**本文抜粋**:
________________________

今回はC++ Builderでの始めてのプログラムとして「お絵描きソフト」を作ってみましょう。マウスで線を引く事ができ、線の色も下の方のパレットで選択できるというプログラムです。これもC++ Builderなら適当に部品を置いていくつかの「イベント」用に何行かコードを書くだけでできてしまいます。

実行画面

部品を配置

 まず、C++ Builderを起動してフォームが表示されたら、コンポーネントを配置できるようにフォームの大きさを変えておきます。大体横360、縦430程度にすれば良いでしょう。フォームの端を適当にドラッグするか、オブジェクトインスペクタでWidthHeightを変更してください。

 配置するコンポーネントは描画する画面用と色を選択するパレット用合わせて2つののImageコンポーネントだけです。描画画面の方は、画面の上の方にImegeコンポーネントを置いてください。大きさは、320四方ぐらいにしましょう。Width、Heightともに320に設定します。位置は大体左上端、端から4-8ドットくらいあけて置きましょう(Left、Topで設定します)。

________________________

**提供資料**:
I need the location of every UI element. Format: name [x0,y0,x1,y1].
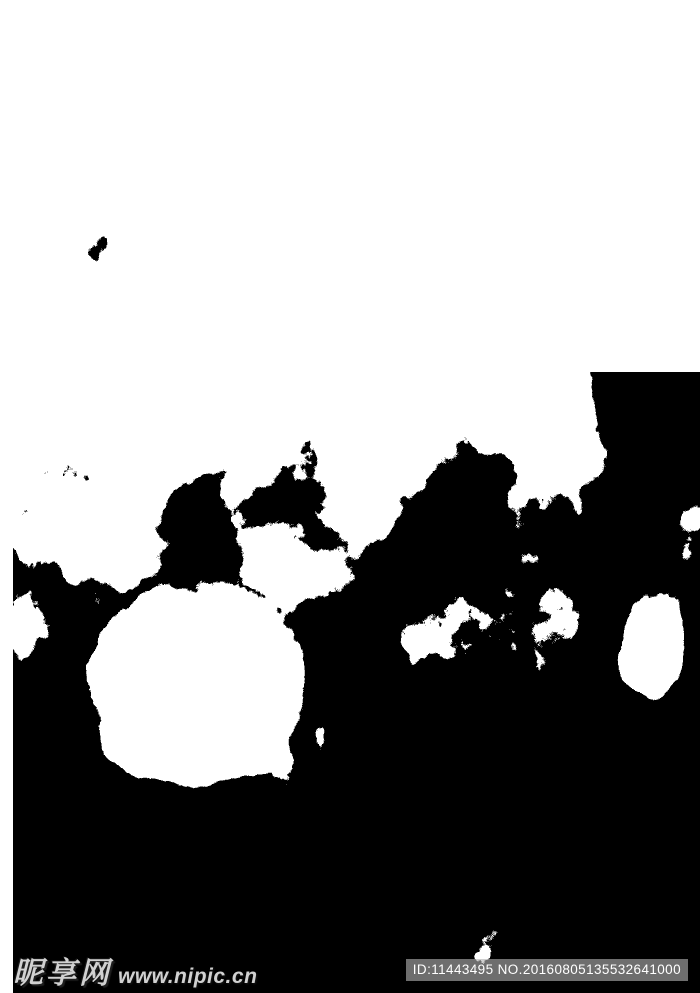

________________________

**依頼内容**: 上に掲げたC++ Builderでお絵描きソフトを作る手順の本文を、最初から最後まで一字一句変えずに書き写してください。

**完成した解答**:
今回はC++ Builderでの始めてのプログラムとして「お絵描きソフト」を作ってみましょう。マウスで線を引く事ができ、線の色も下の方のパレットで選択できるというプログラムです。これもC++ Builderなら適当に部品を置いていくつかの「イベント」用に何行かコードを書くだけでできてしまいます。

実行画面

部品を配置

 まず、C++ Builderを起動してフォームが表示されたら、コンポーネントを配置できるようにフォームの大きさを変えておきます。大体横360、縦430程度にすれば良いでしょう。フォームの端を適当にドラッグするか、オブジェクトインスペクタでWidthHeightを変更してください。

 配置するコンポーネントは描画する画面用と色を選択するパレット用合わせて2つののImageコンポーネントだけです。描画画面の方は、画面の上の方にImegeコンポーネントを置いてください。大きさは、320四方ぐらいにしましょう。Width、Heightともに320に設定します。位置は大体左上端、端から4-8ドットくらいあけて置きましょう(Left、Topで設定します)。